AIM OF THE EXERCISE
Sift the listing for lines that hold the string "política" and pull them out.

* * *

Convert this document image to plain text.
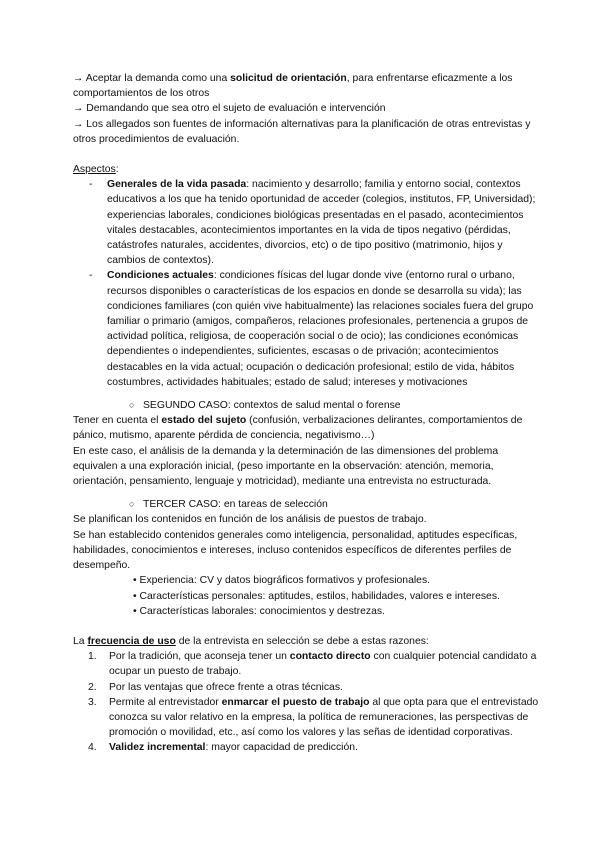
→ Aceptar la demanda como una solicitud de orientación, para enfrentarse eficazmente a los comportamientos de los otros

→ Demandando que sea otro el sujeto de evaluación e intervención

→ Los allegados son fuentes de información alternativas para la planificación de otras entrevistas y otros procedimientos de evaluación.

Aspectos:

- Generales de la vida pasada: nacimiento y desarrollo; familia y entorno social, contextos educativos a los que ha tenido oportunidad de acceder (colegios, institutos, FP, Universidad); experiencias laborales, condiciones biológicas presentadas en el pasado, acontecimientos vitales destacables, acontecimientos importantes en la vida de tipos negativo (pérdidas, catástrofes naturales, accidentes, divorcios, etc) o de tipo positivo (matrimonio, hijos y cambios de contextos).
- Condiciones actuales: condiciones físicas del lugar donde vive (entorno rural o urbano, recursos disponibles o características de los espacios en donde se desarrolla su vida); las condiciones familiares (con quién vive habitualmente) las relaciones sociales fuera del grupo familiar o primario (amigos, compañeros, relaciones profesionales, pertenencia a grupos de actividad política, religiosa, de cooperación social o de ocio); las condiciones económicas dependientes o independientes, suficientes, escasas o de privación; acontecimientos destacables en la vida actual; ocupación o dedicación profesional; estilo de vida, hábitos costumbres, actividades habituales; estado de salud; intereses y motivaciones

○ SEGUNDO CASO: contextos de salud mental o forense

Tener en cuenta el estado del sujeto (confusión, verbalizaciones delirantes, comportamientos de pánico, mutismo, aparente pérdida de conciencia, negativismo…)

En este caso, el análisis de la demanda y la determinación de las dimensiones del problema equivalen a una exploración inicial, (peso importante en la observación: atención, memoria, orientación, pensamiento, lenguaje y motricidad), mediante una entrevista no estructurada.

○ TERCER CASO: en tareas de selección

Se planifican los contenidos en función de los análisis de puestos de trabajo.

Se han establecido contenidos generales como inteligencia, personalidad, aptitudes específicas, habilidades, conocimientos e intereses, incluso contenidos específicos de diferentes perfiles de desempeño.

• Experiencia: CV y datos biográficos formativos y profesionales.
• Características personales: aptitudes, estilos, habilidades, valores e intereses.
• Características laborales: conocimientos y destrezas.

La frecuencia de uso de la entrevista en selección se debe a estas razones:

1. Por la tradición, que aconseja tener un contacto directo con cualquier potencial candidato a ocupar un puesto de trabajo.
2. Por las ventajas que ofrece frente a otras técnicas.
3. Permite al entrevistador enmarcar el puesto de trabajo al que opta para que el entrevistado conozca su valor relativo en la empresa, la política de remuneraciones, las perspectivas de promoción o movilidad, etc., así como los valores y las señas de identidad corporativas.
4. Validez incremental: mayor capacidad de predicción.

* * *

SOLUTION TO THIS PROBLEM
- Condiciones actuales: condiciones físicas del lugar donde vive (entorno rural o urbano, recursos disponibles o características de los espacios en donde se desarrolla su vida); las condiciones familiares (con quién vive habitualmente) las relaciones sociales fuera del grupo familiar o primario (amigos, compañeros, relaciones profesionales, pertenencia a grupos de actividad política, religiosa, de cooperación social o de ocio); las condiciones económicas dependientes o independientes, suficientes, escasas o de privación; acontecimientos destacables en la vida actual; ocupación o dedicación profesional; estilo de vida, hábitos costumbres, actividades habituales; estado de salud; intereses y motivaciones
3. Permite al entrevistador enmarcar el puesto de trabajo al que opta para que el entrevistado conozca su valor relativo en la empresa, la política de remuneraciones, las perspectivas de promoción o movilidad, etc., así como los valores y las señas de identidad corporativas.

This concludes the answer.